◆ Challenge
Rename "flag-outline" to "flag-border" in every line from the start of the entries down to the line containing "220, 319, 262]", and reproduce those lines with nothing else altered.

[Region boundary data]
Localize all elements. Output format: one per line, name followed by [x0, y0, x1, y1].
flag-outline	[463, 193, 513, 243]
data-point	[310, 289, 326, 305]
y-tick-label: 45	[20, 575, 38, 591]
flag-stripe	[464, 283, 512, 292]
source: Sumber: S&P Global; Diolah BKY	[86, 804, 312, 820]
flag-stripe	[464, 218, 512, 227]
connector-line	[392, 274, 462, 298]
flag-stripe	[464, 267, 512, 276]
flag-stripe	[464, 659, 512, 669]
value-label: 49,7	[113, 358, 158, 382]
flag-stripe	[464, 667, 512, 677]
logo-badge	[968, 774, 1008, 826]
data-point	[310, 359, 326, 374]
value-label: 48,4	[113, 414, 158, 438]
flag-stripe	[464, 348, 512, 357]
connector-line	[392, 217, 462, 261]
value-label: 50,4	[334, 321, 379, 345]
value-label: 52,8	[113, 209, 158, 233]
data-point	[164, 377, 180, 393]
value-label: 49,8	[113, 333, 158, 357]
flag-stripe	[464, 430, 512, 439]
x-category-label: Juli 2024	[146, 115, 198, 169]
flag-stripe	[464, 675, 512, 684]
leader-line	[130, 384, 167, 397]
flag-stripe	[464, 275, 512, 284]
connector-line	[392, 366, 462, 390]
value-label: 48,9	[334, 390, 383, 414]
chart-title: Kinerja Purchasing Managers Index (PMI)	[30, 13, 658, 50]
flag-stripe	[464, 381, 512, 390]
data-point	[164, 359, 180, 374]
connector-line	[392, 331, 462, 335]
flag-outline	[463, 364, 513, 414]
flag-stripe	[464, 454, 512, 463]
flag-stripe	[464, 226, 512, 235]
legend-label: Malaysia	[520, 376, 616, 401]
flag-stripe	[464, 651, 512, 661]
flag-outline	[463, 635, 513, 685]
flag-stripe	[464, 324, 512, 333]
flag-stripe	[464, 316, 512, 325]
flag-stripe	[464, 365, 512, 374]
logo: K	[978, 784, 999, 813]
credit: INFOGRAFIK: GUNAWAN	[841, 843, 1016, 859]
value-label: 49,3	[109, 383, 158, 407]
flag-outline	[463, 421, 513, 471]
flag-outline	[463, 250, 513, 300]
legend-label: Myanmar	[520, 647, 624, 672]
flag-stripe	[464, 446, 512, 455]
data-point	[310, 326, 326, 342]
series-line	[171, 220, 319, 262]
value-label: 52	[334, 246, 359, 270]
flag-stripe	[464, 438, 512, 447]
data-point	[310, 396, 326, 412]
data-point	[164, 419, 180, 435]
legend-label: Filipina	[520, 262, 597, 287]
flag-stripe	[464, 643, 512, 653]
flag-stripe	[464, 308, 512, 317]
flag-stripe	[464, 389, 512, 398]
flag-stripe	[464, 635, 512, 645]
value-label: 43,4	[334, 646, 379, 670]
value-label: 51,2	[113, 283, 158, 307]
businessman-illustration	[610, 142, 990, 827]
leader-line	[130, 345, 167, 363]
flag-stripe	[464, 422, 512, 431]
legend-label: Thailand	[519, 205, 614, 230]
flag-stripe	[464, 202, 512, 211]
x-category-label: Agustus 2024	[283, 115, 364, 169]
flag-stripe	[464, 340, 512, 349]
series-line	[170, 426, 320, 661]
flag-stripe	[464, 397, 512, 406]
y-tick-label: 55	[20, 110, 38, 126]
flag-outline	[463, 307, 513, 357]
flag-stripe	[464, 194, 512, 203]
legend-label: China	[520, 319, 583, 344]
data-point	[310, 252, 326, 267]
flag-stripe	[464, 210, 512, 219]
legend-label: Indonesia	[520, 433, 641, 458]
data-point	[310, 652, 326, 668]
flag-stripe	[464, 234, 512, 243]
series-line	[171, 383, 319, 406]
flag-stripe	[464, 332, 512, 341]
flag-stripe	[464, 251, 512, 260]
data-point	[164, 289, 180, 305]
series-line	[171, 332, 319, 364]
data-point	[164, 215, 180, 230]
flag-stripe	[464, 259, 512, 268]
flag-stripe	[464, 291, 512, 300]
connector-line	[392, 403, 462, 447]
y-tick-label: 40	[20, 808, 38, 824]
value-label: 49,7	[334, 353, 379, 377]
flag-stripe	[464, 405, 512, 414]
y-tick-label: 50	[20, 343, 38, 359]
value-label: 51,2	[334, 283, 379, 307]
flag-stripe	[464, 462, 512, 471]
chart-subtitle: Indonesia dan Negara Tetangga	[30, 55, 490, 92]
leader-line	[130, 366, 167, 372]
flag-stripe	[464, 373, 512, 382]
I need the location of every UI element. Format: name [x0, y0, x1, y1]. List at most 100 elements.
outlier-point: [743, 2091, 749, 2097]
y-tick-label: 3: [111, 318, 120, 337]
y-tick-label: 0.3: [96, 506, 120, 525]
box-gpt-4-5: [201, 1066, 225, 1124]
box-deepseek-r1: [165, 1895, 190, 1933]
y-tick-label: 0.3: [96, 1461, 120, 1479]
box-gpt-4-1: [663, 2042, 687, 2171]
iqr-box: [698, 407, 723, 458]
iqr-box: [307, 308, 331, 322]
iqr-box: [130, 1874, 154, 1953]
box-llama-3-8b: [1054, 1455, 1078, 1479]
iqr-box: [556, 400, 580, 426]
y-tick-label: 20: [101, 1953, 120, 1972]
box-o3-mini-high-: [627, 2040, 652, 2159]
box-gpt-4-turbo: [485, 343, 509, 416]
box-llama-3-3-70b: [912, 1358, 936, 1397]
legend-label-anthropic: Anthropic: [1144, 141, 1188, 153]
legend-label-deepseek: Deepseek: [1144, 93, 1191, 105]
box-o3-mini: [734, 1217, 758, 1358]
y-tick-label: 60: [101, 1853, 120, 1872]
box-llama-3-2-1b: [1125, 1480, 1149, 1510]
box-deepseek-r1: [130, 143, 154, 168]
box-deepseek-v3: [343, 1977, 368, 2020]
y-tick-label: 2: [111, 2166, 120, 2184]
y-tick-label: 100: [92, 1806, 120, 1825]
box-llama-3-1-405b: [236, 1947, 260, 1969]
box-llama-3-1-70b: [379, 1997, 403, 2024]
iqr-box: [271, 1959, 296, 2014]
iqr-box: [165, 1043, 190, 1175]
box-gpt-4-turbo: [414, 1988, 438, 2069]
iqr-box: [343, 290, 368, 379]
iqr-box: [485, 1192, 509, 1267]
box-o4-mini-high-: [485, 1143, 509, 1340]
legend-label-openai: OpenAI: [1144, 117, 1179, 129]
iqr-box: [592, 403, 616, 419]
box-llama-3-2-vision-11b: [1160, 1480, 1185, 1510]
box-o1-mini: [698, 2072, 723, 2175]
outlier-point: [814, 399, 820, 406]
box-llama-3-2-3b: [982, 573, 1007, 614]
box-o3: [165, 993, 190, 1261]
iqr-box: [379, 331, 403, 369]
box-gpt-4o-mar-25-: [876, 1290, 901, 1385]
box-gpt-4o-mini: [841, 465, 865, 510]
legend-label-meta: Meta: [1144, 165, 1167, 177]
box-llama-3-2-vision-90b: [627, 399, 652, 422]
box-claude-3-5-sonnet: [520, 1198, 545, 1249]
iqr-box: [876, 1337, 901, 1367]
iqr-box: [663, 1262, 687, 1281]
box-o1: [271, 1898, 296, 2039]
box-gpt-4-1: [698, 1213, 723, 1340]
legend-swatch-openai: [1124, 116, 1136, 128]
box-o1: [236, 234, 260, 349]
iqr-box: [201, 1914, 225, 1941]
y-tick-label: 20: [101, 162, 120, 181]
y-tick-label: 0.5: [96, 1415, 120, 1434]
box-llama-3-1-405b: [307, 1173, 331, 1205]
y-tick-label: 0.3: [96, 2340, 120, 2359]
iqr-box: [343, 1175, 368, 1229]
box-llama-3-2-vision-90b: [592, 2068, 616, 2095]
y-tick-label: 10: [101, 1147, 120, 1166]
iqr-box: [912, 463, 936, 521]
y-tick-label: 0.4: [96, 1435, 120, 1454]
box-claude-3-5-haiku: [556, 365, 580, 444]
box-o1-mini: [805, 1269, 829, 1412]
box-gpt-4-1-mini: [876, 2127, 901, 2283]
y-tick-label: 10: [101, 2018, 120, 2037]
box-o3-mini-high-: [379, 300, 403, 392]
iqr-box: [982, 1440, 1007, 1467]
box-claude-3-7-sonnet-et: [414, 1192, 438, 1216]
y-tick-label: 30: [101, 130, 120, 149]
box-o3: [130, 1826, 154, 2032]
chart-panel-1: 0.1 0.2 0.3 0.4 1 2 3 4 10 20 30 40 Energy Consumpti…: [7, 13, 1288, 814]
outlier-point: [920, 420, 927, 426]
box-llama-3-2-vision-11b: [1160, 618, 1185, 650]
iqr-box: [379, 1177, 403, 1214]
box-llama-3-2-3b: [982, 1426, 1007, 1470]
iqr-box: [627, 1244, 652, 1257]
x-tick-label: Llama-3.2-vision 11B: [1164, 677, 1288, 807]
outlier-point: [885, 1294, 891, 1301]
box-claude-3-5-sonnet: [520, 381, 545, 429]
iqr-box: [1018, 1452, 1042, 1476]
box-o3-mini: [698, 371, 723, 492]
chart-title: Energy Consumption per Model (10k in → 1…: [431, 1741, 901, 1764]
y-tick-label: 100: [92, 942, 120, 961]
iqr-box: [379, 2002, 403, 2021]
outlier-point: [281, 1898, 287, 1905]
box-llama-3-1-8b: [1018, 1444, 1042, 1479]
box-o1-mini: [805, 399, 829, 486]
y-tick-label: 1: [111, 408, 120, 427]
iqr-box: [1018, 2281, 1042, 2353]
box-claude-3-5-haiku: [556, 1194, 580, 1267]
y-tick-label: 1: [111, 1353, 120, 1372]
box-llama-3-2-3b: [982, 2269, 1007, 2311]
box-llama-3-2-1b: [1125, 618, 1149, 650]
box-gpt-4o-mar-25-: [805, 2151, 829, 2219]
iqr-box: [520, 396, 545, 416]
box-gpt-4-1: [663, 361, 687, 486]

◆ Solution to the problem
Localize all elements. Output format: one per line, name followed by [x0, y0, x1, y1].
flag-border	[463, 193, 513, 243]
data-point	[310, 289, 326, 305]
y-tick-label: 45	[20, 575, 38, 591]
flag-stripe	[464, 283, 512, 292]
source: Sumber: S&P Global; Diolah BKY	[86, 804, 312, 820]
flag-stripe	[464, 218, 512, 227]
connector-line	[392, 274, 462, 298]
flag-stripe	[464, 267, 512, 276]
flag-stripe	[464, 659, 512, 669]
value-label: 49,7	[113, 358, 158, 382]
flag-stripe	[464, 667, 512, 677]
logo-badge	[968, 774, 1008, 826]
data-point	[310, 359, 326, 374]
value-label: 48,4	[113, 414, 158, 438]
flag-stripe	[464, 348, 512, 357]
connector-line	[392, 217, 462, 261]
value-label: 50,4	[334, 321, 379, 345]
value-label: 52,8	[113, 209, 158, 233]
data-point	[164, 377, 180, 393]
value-label: 49,8	[113, 333, 158, 357]
flag-stripe	[464, 430, 512, 439]
x-category-label: Juli 2024	[146, 115, 198, 169]
flag-stripe	[464, 675, 512, 684]
leader-line	[130, 384, 167, 397]
flag-stripe	[464, 275, 512, 284]
connector-line	[392, 366, 462, 390]
value-label: 48,9	[334, 390, 383, 414]
chart-title: Kinerja Purchasing Managers Index (PMI)	[30, 13, 658, 50]
flag-stripe	[464, 381, 512, 390]
data-point	[164, 359, 180, 374]
connector-line	[392, 331, 462, 335]
flag-border	[463, 364, 513, 414]
flag-stripe	[464, 454, 512, 463]
flag-stripe	[464, 226, 512, 235]
legend-label: Malaysia	[520, 376, 616, 401]
flag-stripe	[464, 651, 512, 661]
flag-border	[463, 635, 513, 685]
flag-stripe	[464, 324, 512, 333]
flag-stripe	[464, 316, 512, 325]
flag-stripe	[464, 365, 512, 374]
logo: K	[978, 784, 999, 813]
credit: INFOGRAFIK: GUNAWAN	[841, 843, 1016, 859]
value-label: 49,3	[109, 383, 158, 407]
flag-border	[463, 421, 513, 471]
flag-border	[463, 250, 513, 300]
legend-label: Myanmar	[520, 647, 624, 672]
flag-stripe	[464, 446, 512, 455]
data-point	[310, 326, 326, 342]
series-line	[171, 220, 319, 262]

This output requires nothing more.